═════ DOCUMENT
/BagOfWords-Kaggle-

Use Google's word2vec, a deep-learning inspired method that focuses on the meaning of words, to perform sentiment analysis on iMDB movie reviews. (ipython, nbviewer, word2vec)

Primary LanguagePython

Kaggle Challenge : Bag of Words Meets Bags of Popcorn

Min Gu Jo

Use TFIDF Vectorizer (sklearn) and Google's word2vec (gensim) to perform sentimental analysis on movie reviews

Overview

Google's Word2Vec is a deep-learning inspired method that focuses on the meaning of words. Word2Vec attempts to understand meaning and semantic relationships among words. It works in a way that is similar to deep approaches, such as recurrent neural nets or deep neural nets, but is computationally more efficient. This repo, in some degree, follows the tutorial (word2vec) provided by the competition.

Goal

Increase the accuracy of iMDB movie review sentiment prediction (positive/negative)

Methodology

Google's word2vec

  1. Construct and save a 'Bag of Word' model using 50,000 iMDB movie reviews(.tsv) with Google's word2vec from 'gensim' library
  2. Create clusters of semantically related words (bag of centroids) by clustering (K-means clustering)
  3. Train a random foerest

TFIDF Vectorizer

  1. Choose the hyper parameters and construct TFIDF vectorizer with both labeled and unlabeled train data set
  2. Select the feautres with the top ten percentiles (reduce feature)
  3. Train an ensemble (Multinomial Naive Bayes & SGDclassifier)

Directions

  1. Clone the repo: `git clone https://github.com/mingujo/BagOfWords-Kaggle-.git'
  2. Create 'data' folder, download provided data from https://www.kaggle.com/c/word2vec-nlp-tutorial/data, and unzip
  3. Install python dependencies with pip: pip install -r requirements.txt
  4. run utils/scripts/word2vec_model_buildingscript.py to build 'bag of words' model
  5. run utils/scripts/clustering_script.py to train, predict, and create a submission file (This may take up to 1 hour) (run random_forest_script.py to train and predict without clustering)
  6. run TFIDF_ensemble_script.py to build TFIDF model, train an ensemble model, and predict
  7. check the submission files under model/

Accuracy

  • TFIDF vectorizer with an ensemble model : 96.180% accuracy (top 60th | top 11th percentile when submitted)
  • Word2Vec with K-means clustering and random forest : 85% accuracy (top 300th when submitted)
══════════
═════ WORKING DATA
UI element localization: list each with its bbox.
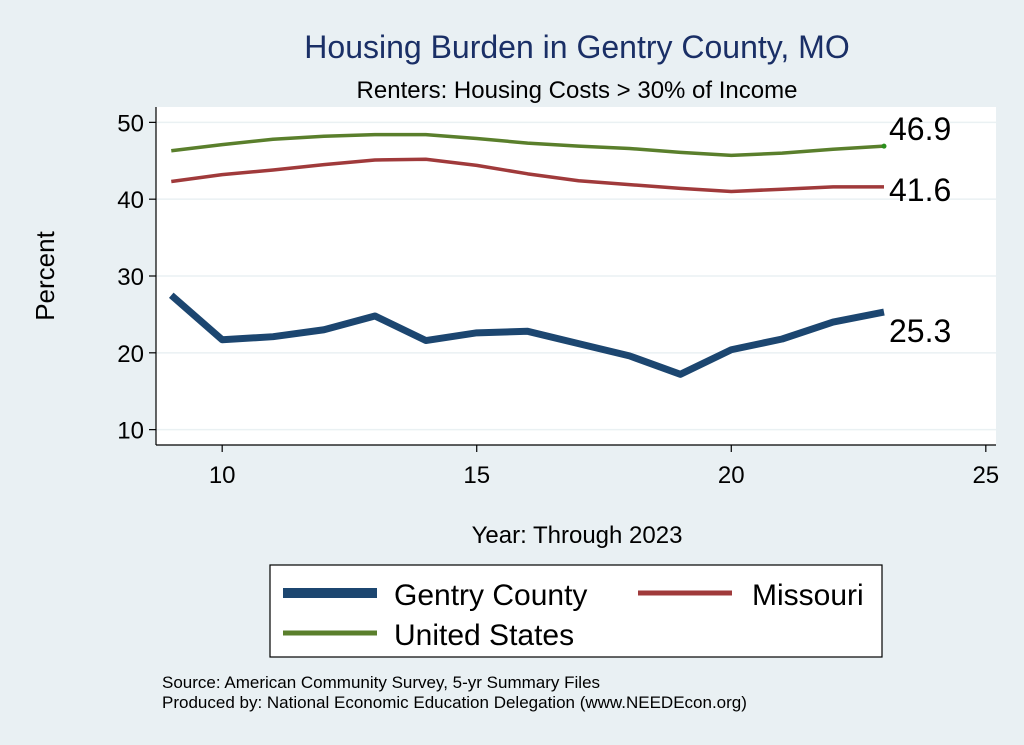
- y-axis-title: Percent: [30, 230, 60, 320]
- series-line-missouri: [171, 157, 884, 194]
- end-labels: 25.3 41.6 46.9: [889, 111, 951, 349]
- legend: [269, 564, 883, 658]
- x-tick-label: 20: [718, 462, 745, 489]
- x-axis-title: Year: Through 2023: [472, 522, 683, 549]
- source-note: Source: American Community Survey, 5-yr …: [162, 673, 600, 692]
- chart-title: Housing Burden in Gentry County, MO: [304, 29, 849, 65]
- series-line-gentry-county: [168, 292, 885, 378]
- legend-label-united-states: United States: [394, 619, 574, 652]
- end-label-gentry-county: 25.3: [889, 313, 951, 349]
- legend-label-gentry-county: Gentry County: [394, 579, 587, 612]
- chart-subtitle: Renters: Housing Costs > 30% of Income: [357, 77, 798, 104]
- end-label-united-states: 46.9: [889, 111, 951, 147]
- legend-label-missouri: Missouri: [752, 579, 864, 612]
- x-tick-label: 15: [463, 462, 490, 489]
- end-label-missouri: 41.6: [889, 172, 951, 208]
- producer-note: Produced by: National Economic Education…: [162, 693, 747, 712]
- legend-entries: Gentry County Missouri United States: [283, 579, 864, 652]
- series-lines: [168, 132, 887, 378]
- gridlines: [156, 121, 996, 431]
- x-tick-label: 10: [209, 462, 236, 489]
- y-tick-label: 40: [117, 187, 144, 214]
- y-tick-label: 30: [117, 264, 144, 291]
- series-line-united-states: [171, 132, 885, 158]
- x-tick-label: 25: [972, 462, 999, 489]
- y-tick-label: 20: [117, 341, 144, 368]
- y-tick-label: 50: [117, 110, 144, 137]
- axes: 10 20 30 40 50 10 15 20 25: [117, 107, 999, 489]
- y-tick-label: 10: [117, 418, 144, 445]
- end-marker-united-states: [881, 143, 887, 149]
══════════
[BRIEF 1]
Condense the README paragraph that begins "Google's Word2Vec is a deep-learning inspired method" into a shorter version that keeps its main facts.
[BRIEF 2]
Recast the rows, everything from the one containing "- y-axis-title: Percent: [30, 230, 60, 320]" down to the last row, as a Markdown table with the columns Row and Entry, omitting blank lines.
The README and the rows are separate, unrelated material.

[REPLY 1]
Google's Word2Vec, inspired by deep learning, captures word meaning and semantic relationships between words. It resembles deep approaches such as recurrent or deep neural nets but is computationally more efficient. This repo partly follows the competition's word2vec tutorial.

[REPLY 2]
| Row | Entry |
|---|---|
| 1 | - y-axis-title: Percent: [30, 230, 60, 320] |
| 2 | - series-line-missouri: [171, 157, 884, 194] |
| 3 | - end-labels: 25.3 41.6 46.9: [889, 111, 951, 349] |
| 4 | - legend: [269, 564, 883, 658] |
| 5 | - x-tick-label: 20: [718, 462, 745, 489] |
| 6 | - x-axis-title: Year: Through 2023: [472, 522, 683, 549] |
| 7 | - source-note: Source: American Community Survey, 5-yr …: [162, 673, 600, 692] |
| 8 | - chart-title: Housing Burden in Gentry County, MO: [304, 29, 849, 65] |
| 9 | - series-line-gentry-county: [168, 292, 885, 378] |
| 10 | - legend-label-united-states: United States: [394, 619, 574, 652] |
| 11 | - end-label-gentry-county: 25.3: [889, 313, 951, 349] |
| 12 | - legend-label-gentry-county: Gentry County: [394, 579, 587, 612] |
| 13 | - chart-subtitle: Renters: Housing Costs > 30% of Income: [357, 77, 798, 104] |
| 14 | - end-label-united-states: 46.9: [889, 111, 951, 147] |
| 15 | - legend-label-missouri: Missouri: [752, 579, 864, 612] |
| 16 | - x-tick-label: 15: [463, 462, 490, 489] |
| 17 | - end-label-missouri: 41.6: [889, 172, 951, 208] |
| 18 | - producer-note: Produced by: National Economic Education…: [162, 693, 747, 712] |
| 19 | - legend-entries: Gentry County Missouri United States: [283, 579, 864, 652] |
| 20 | - series-lines: [168, 132, 887, 378] |
| 21 | - gridlines: [156, 121, 996, 431] |
| 22 | - x-tick-label: 10: [209, 462, 236, 489] |
| 23 | - y-tick-label: 40: [117, 187, 144, 214] |
| 24 | - y-tick-label: 30: [117, 264, 144, 291] |
| 25 | - series-line-united-states: [171, 132, 885, 158] |
| 26 | - x-tick-label: 25: [972, 462, 999, 489] |
| 27 | - y-tick-label: 20: [117, 341, 144, 368] |
| 28 | - y-tick-label: 50: [117, 110, 144, 137] |
| 29 | - axes: 10 20 30 40 50 10 15 20 25: [117, 107, 999, 489] |
| 30 | - y-tick-label: 10: [117, 418, 144, 445] |
| 31 | - end-marker-united-states: [881, 143, 887, 149] |